*The exercise*. Extract the data exactly, missing nothing.

*Items*.
+--

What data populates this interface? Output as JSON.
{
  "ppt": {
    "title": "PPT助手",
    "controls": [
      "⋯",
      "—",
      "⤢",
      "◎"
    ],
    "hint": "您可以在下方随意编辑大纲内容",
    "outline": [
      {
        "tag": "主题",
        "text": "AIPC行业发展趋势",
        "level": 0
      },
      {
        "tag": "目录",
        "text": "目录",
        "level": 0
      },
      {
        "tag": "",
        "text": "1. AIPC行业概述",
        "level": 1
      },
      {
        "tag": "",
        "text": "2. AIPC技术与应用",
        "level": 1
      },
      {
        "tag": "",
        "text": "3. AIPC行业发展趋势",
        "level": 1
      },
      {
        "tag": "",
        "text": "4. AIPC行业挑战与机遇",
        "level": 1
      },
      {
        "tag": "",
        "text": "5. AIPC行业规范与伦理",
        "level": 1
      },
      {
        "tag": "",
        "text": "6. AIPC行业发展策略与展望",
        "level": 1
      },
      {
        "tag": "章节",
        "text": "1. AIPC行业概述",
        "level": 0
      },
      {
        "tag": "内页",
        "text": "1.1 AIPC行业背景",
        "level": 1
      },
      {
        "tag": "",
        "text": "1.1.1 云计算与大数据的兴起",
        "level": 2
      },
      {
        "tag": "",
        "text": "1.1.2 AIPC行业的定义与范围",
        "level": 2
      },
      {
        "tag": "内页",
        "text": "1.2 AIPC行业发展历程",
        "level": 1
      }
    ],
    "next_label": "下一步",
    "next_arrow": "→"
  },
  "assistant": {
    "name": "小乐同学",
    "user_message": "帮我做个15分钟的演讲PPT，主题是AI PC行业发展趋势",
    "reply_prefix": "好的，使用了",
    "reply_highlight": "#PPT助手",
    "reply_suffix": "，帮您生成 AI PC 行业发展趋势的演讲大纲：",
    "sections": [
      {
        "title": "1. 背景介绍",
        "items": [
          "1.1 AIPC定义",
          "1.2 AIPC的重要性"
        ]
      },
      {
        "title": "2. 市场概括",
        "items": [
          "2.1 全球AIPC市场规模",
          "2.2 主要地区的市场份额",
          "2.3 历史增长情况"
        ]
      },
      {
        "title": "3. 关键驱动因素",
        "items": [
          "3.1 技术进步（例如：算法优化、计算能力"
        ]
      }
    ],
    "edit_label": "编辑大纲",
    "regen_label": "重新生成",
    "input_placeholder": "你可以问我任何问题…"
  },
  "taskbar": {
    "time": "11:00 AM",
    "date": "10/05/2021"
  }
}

+--

*Finished exercise*.
What data populates this interface? Output as JSON.
{
  "ppt": {
    "title": "PPT助手",
    "controls": [
      "⋯",
      "—",
      "⤢",
      "◎"
    ],
    "hint": "您可以在下方随意编辑大纲内容",
    "outline": [
      {
        "tag": "主题",
        "text": "AIPC行业发展趋势",
        "level": 0
      },
      {
        "tag": "目录",
        "text": "目录",
        "level": 0
      },
      {
        "tag": "",
        "text": "1. AIPC行业概述",
        "level": 1
      },
      {
        "tag": "",
        "text": "2. AIPC技术与应用",
        "level": 1
      },
      {
        "tag": "",
        "text": "3. AIPC行业发展趋势",
        "level": 1
      },
      {
        "tag": "",
        "text": "4. AIPC行业挑战与机遇",
        "level": 1
      },
      {
        "tag": "",
        "text": "5. AIPC行业规范与伦理",
        "level": 1
      },
      {
        "tag": "",
        "text": "6. AIPC行业发展策略与展望",
        "level": 1
      },
      {
        "tag": "章节",
        "text": "1. AIPC行业概述",
        "level": 0
      },
      {
        "tag": "内页",
        "text": "1.1 AIPC行业背景",
        "level": 1
      },
      {
        "tag": "",
        "text": "1.1.1 云计算与大数据的兴起",
        "level": 2
      },
      {
        "tag": "",
        "text": "1.1.2 AIPC行业的定义与范围",
        "level": 2
      },
      {
        "tag": "内页",
        "text": "1.2 AIPC行业发展历程",
        "level": 1
      }
    ],
    "next_label": "下一步",
    "next_arrow": "→"
  },
  "assistant": {
    "name": "小乐同学",
    "user_message": "帮我做个15分钟的演讲PPT，主题是AI PC行业发展趋势",
    "reply_prefix": "好的，使用了",
    "reply_highlight": "#PPT助手",
    "reply_suffix": "，帮您生成 AI PC 行业发展趋势的演讲大纲：",
    "sections": [
      {
        "title": "1. 背景介绍",
        "items": [
          "1.1 AIPC定义",
          "1.2 AIPC的重要性"
        ]
      },
      {
        "title": "2. 市场概括",
        "items": [
          "2.1 全球AIPC市场规模",
          "2.2 主要地区的市场份额",
          "2.3 历史增长情况"
        ]
      },
      {
        "title": "3. 关键驱动因素",
        "items": [
          "3.1 技术进步（例如：算法优化、计算能力"
        ]
      }
    ],
    "edit_label": "编辑大纲",
    "regen_label": "重新生成",
    "input_placeholder": "你可以问我任何问题…"
  },
  "taskbar": {
    "time": "11:00 AM",
    "date": "10/05/2021"
  }
}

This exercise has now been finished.